(Stored records)

____

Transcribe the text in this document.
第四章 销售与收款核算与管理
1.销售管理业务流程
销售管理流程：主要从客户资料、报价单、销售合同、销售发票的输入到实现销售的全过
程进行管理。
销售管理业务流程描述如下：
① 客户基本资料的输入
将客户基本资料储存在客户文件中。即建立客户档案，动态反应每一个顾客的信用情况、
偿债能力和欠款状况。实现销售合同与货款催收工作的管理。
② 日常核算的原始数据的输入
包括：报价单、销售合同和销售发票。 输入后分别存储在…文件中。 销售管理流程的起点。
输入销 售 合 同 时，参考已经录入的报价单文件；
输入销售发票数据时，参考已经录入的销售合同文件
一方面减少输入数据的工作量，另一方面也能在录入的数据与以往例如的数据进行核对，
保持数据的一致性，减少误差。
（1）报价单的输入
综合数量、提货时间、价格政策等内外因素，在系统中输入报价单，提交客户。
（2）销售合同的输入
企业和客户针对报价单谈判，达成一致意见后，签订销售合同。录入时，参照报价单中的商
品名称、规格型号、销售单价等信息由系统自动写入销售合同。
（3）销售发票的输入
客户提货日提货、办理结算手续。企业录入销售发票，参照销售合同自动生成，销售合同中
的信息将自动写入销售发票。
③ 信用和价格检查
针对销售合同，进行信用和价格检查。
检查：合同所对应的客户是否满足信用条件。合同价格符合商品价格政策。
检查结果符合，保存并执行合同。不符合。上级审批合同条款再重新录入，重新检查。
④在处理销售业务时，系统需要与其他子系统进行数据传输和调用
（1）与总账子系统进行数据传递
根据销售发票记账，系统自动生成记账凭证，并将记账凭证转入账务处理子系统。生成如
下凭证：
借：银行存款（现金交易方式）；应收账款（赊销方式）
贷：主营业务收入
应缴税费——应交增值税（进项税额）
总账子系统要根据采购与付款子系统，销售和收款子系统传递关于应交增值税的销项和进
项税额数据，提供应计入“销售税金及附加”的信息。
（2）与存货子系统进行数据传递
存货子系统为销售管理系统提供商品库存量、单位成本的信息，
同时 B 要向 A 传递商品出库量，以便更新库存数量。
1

____

▶ _What is asked_
Here, the records must be output exactly and in full.

▶ _Worked answer_
Transcribe the text in this document.
第四章 销售与收款核算与管理
1.销售管理业务流程
销售管理流程：主要从客户资料、报价单、销售合同、销售发票的输入到实现销售的全过
程进行管理。
销售管理业务流程描述如下：
① 客户基本资料的输入
将客户基本资料储存在客户文件中。即建立客户档案，动态反应每一个顾客的信用情况、
偿债能力和欠款状况。实现销售合同与货款催收工作的管理。
② 日常核算的原始数据的输入
包括：报价单、销售合同和销售发票。 输入后分别存储在…文件中。 销售管理流程的起点。
输入销 售 合 同 时，参考已经录入的报价单文件；
输入销售发票数据时，参考已经录入的销售合同文件
一方面减少输入数据的工作量，另一方面也能在录入的数据与以往例如的数据进行核对，
保持数据的一致性，减少误差。
（1）报价单的输入
综合数量、提货时间、价格政策等内外因素，在系统中输入报价单，提交客户。
（2）销售合同的输入
企业和客户针对报价单谈判，达成一致意见后，签订销售合同。录入时，参照报价单中的商
品名称、规格型号、销售单价等信息由系统自动写入销售合同。
（3）销售发票的输入
客户提货日提货、办理结算手续。企业录入销售发票，参照销售合同自动生成，销售合同中
的信息将自动写入销售发票。
③ 信用和价格检查
针对销售合同，进行信用和价格检查。
检查：合同所对应的客户是否满足信用条件。合同价格符合商品价格政策。
检查结果符合，保存并执行合同。不符合。上级审批合同条款再重新录入，重新检查。
④在处理销售业务时，系统需要与其他子系统进行数据传输和调用
（1）与总账子系统进行数据传递
根据销售发票记账，系统自动生成记账凭证，并将记账凭证转入账务处理子系统。生成如
下凭证：
借：银行存款（现金交易方式）；应收账款（赊销方式）
贷：主营业务收入
应缴税费——应交增值税（进项税额）
总账子系统要根据采购与付款子系统，销售和收款子系统传递关于应交增值税的销项和进
项税额数据，提供应计入“销售税金及附加”的信息。
（2）与存货子系统进行数据传递
存货子系统为销售管理系统提供商品库存量、单位成本的信息，
同时 B 要向 A 传递商品出库量，以便更新库存数量。
1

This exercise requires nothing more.